## What is expected:
Extract the lines that carry the string "page" from the listing.

————————

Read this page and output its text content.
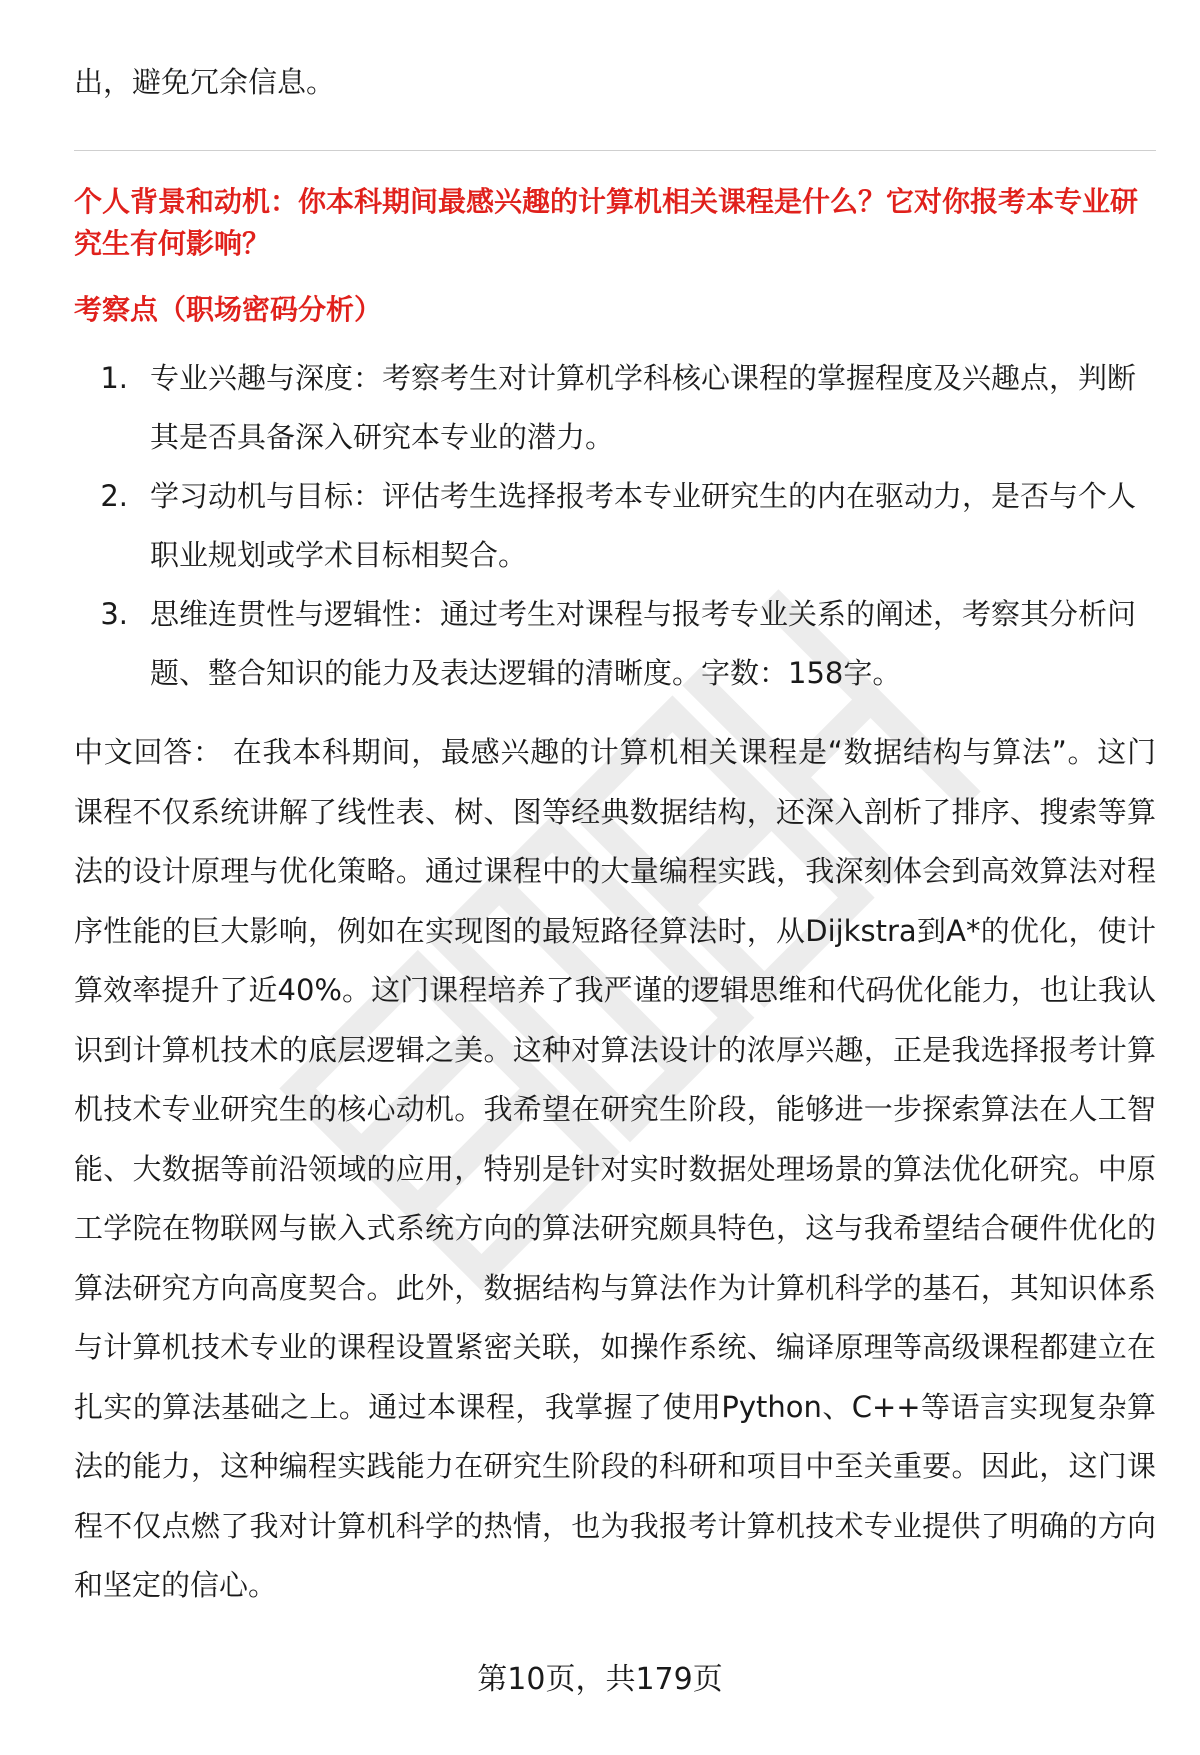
出，避免冗余信息。

个人背景和动机：你本科期间最感兴趣的计算机相关课程是什么？它对你报考本专业研究生有何影响？
考察点（职场密码分析）
1. 专业兴趣与深度：考察考生对计算机学科核心课程的掌握程度及兴趣点，判断其是否具备深入研究本专业的潜力。
2. 学习动机与目标：评估考生选择报考本专业研究生的内在驱动力，是否与个人职业规划或学术目标相契合。
3. 思维连贯性与逻辑性：通过考生对课程与报考专业关系的阐述，考察其分析问题、整合知识的能力及表达逻辑的清晰度。字数：158字。

中文回答： 在我本科期间，最感兴趣的计算机相关课程是“数据结构与算法”。这门课程不仅系统讲解了线性表、树、图等经典数据结构，还深入剖析了排序、搜索等算法的设计原理与优化策略。通过课程中的大量编程实践，我深刻体会到高效算法对程序性能的巨大影响，例如在实现图的最短路径算法时，从Dijkstra到A*的优化，使计算效率提升了近40%。这门课程培养了我严谨的逻辑思维和代码优化能力，也让我认识到计算机技术的底层逻辑之美。这种对算法设计的浓厚兴趣，正是我选择报考计算机技术专业研究生的核心动机。我希望在研究生阶段，能够进一步探索算法在人工智能、大数据等前沿领域的应用，特别是针对实时数据处理场景的算法优化研究。中原工学院在物联网与嵌入式系统方向的算法研究颇具特色，这与我希望结合硬件优化的算法研究方向高度契合。此外，数据结构与算法作为计算机科学的基石，其知识体系与计算机技术专业的课程设置紧密关联，如操作系统、编译原理等高级课程都建立在扎实的算法基础之上。通过本课程，我掌握了使用Python、C++等语言实现复杂算法的能力，这种编程实践能力在研究生阶段的科研和项目中至关重要。因此，这门课程不仅点燃了我对计算机科学的热情，也为我报考计算机技术专业提供了明确的方向和坚定的信心。

第10页，共179页
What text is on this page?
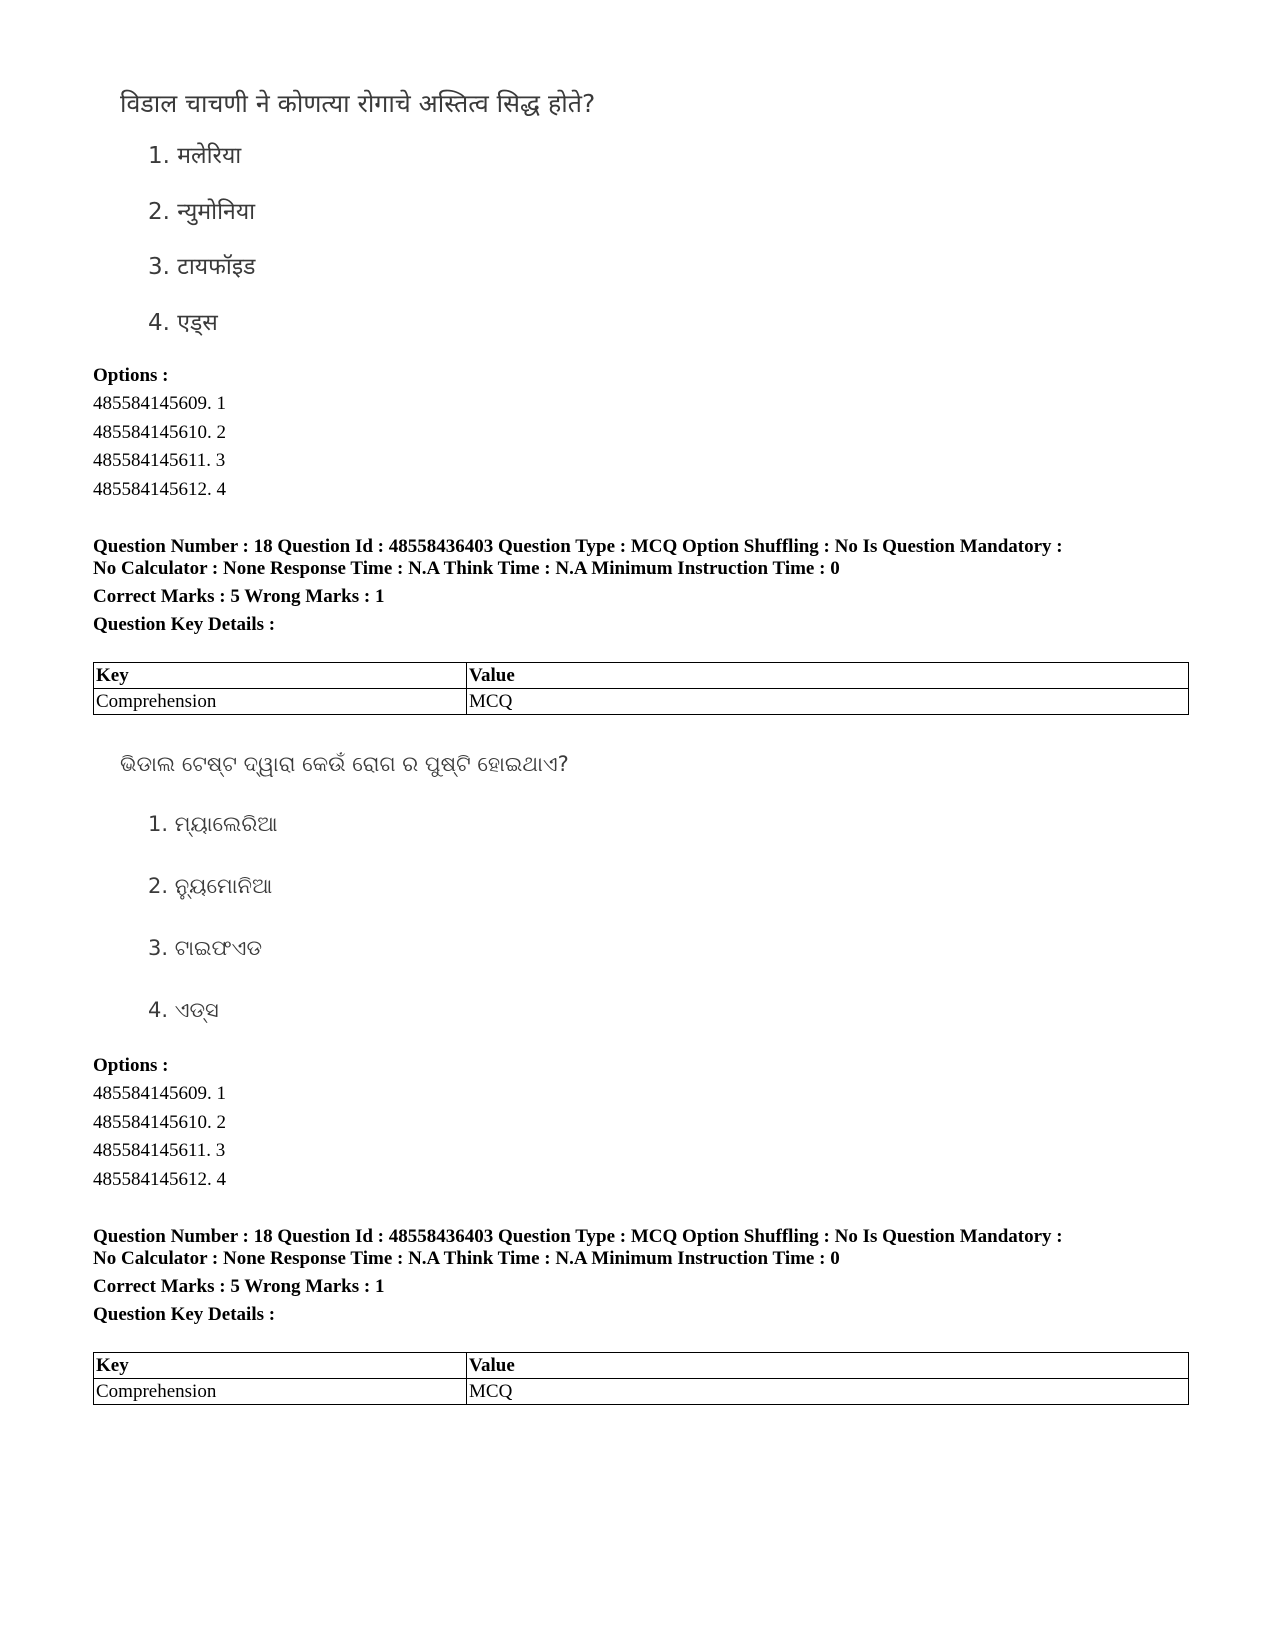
विडाल चाचणी ने कोणत्या रोगाचे अस्तित्व सिद्ध होते?
1. मलेरिया
2. न्युमोनिया
3. टायफॉइड
4. एड्स
Options :
485584145609. 1
485584145610. 2
485584145611. 3
485584145612. 4
Question Number : 18 Question Id : 48558436403 Question Type : MCQ Option Shuffling : No Is Question Mandatory :
No Calculator : None Response Time : N.A Think Time : N.A Minimum Instruction Time : 0
Correct Marks : 5 Wrong Marks : 1
Question Key Details :
Key	Value
Comprehension	MCQ
ଭିଡାଲ ଟେଷ୍ଟ ଦ୍ୱାରା କେଉଁ ରୋଗ ର ପୁଷ୍ଟି ହୋଇଥାଏ?
1. ମ୍ୟାଲେରିଆ
2. ନ୍ୟୁମୋନିଆ
3. ଟାଇଫଏଡ
4. ଏଡ୍ସ
Options :
485584145609. 1
485584145610. 2
485584145611. 3
485584145612. 4
Question Number : 18 Question Id : 48558436403 Question Type : MCQ Option Shuffling : No Is Question Mandatory :
No Calculator : None Response Time : N.A Think Time : N.A Minimum Instruction Time : 0
Correct Marks : 5 Wrong Marks : 1
Question Key Details :
Key	Value
Comprehension	MCQ
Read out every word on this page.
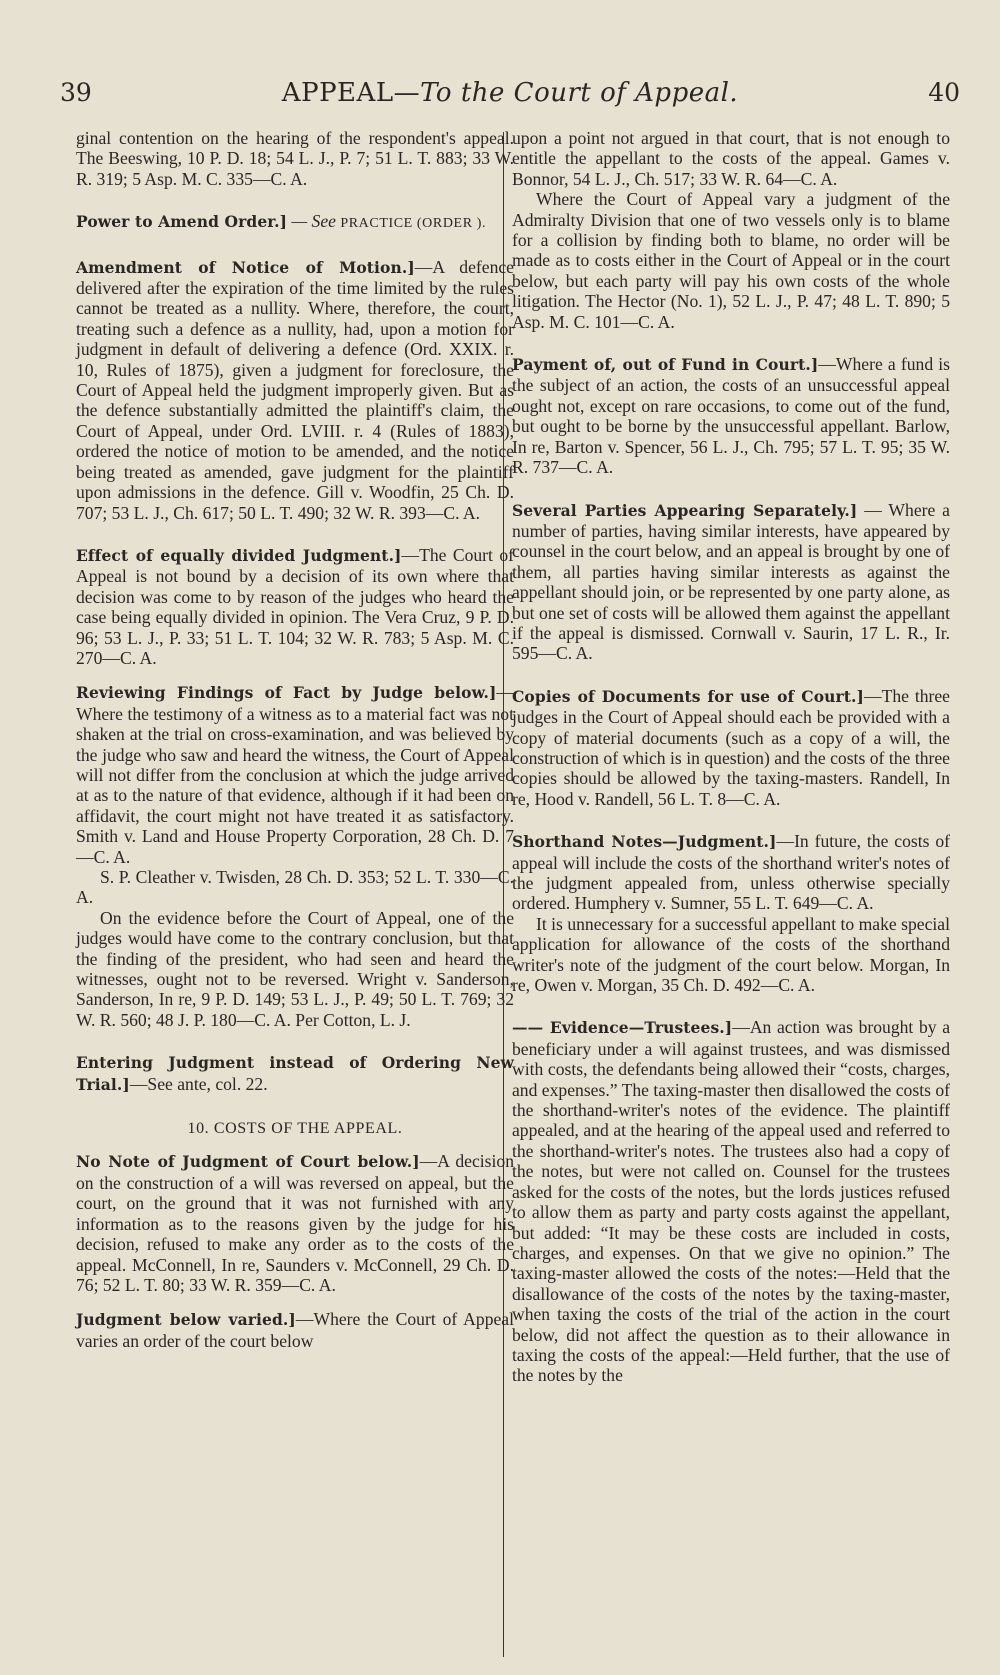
39	APPEAL—To the Court of Appeal.	40

ginal contention on the hearing of the respondent's appeal. The Beeswing, 10 P. D. 18; 54 L. J., P. 7; 51 L. T. 883; 33 W. R. 319; 5 Asp. M. C. 335—C. A.

Power to Amend Order.] — See PRACTICE (ORDER ).

Amendment of Notice of Motion.]—A defence delivered after the expiration of the time limited by the rules cannot be treated as a nullity. Where, therefore, the court, treating such a defence as a nullity, had, upon a motion for judgment in default of delivering a defence (Ord. XXIX. r. 10, Rules of 1875), given a judgment for foreclosure, the Court of Appeal held the judgment improperly given. But as the defence substantially admitted the plaintiff's claim, the Court of Appeal, under Ord. LVIII. r. 4 (Rules of 1883), ordered the notice of motion to be amended, and the notice being treated as amended, gave judgment for the plaintiff upon admissions in the defence. Gill v. Woodfin, 25 Ch. D. 707; 53 L. J., Ch. 617; 50 L. T. 490; 32 W. R. 393—C. A.

Effect of equally divided Judgment.]—The Court of Appeal is not bound by a decision of its own where that decision was come to by reason of the judges who heard the case being equally divided in opinion. The Vera Cruz, 9 P. D. 96; 53 L. J., P. 33; 51 L. T. 104; 32 W. R. 783; 5 Asp. M. C. 270—C. A.

Reviewing Findings of Fact by Judge below.]—Where the testimony of a witness as to a material fact was not shaken at the trial on cross-examination, and was believed by the judge who saw and heard the witness, the Court of Appeal will not differ from the conclusion at which the judge arrived at as to the nature of that evidence, although if it had been on affidavit, the court might not have treated it as satisfactory. Smith v. Land and House Property Corporation, 28 Ch. D. 7—C. A.

S. P. Cleather v. Twisden, 28 Ch. D. 353; 52 L. T. 330—C. A.

On the evidence before the Court of Appeal, one of the judges would have come to the contrary conclusion, but that the finding of the president, who had seen and heard the witnesses, ought not to be reversed. Wright v. Sanderson, Sanderson, In re, 9 P. D. 149; 53 L. J., P. 49; 50 L. T. 769; 32 W. R. 560; 48 J. P. 180—C. A. Per Cotton, L. J.

Entering Judgment instead of Ordering New Trial.]—See ante, col. 22.

10. COSTS OF THE APPEAL.

No Note of Judgment of Court below.]—A decision on the construction of a will was reversed on appeal, but the court, on the ground that it was not furnished with any information as to the reasons given by the judge for his decision, refused to make any order as to the costs of the appeal. McConnell, In re, Saunders v. McConnell, 29 Ch. D. 76; 52 L. T. 80; 33 W. R. 359—C. A.

Judgment below varied.]—Where the Court of Appeal varies an order of the court below

upon a point not argued in that court, that is not enough to entitle the appellant to the costs of the appeal. Games v. Bonnor, 54 L. J., Ch. 517; 33 W. R. 64—C. A.

Where the Court of Appeal vary a judgment of the Admiralty Division that one of two vessels only is to blame for a collision by finding both to blame, no order will be made as to costs either in the Court of Appeal or in the court below, but each party will pay his own costs of the whole litigation. The Hector (No. 1), 52 L. J., P. 47; 48 L. T. 890; 5 Asp. M. C. 101—C. A.

Payment of, out of Fund in Court.]—Where a fund is the subject of an action, the costs of an unsuccessful appeal ought not, except on rare occasions, to come out of the fund, but ought to be borne by the unsuccessful appellant. Barlow, In re, Barton v. Spencer, 56 L. J., Ch. 795; 57 L. T. 95; 35 W. R. 737—C. A.

Several Parties Appearing Separately.] — Where a number of parties, having similar interests, have appeared by counsel in the court below, and an appeal is brought by one of them, all parties having similar interests as against the appellant should join, or be represented by one party alone, as but one set of costs will be allowed them against the appellant if the appeal is dismissed. Cornwall v. Saurin, 17 L. R., Ir. 595—C. A.

Copies of Documents for use of Court.]—The three judges in the Court of Appeal should each be provided with a copy of material documents (such as a copy of a will, the construction of which is in question) and the costs of the three copies should be allowed by the taxing-masters. Randell, In re, Hood v. Randell, 56 L. T. 8—C. A.

Shorthand Notes—Judgment.]—In future, the costs of appeal will include the costs of the shorthand writer's notes of the judgment appealed from, unless otherwise specially ordered. Humphery v. Sumner, 55 L. T. 649—C. A.

It is unnecessary for a successful appellant to make special application for allowance of the costs of the shorthand writer's note of the judgment of the court below. Morgan, In re, Owen v. Morgan, 35 Ch. D. 492—C. A.

—— Evidence—Trustees.]—An action was brought by a beneficiary under a will against trustees, and was dismissed with costs, the defendants being allowed their “costs, charges, and expenses.” The taxing-master then disallowed the costs of the shorthand-writer's notes of the evidence. The plaintiff appealed, and at the hearing of the appeal used and referred to the shorthand-writer's notes. The trustees also had a copy of the notes, but were not called on. Counsel for the trustees asked for the costs of the notes, but the lords justices refused to allow them as party and party costs against the appellant, but added: “It may be these costs are included in costs, charges, and expenses. On that we give no opinion.” The taxing-master allowed the costs of the notes:—Held that the disallowance of the costs of the notes by the taxing-master, when taxing the costs of the trial of the action in the court below, did not affect the question as to their allowance in taxing the costs of the appeal:—Held further, that the use of the notes by the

————————

## Written solution:
Read this page and output its text content.
What text is on this page?
Read out every word on this page.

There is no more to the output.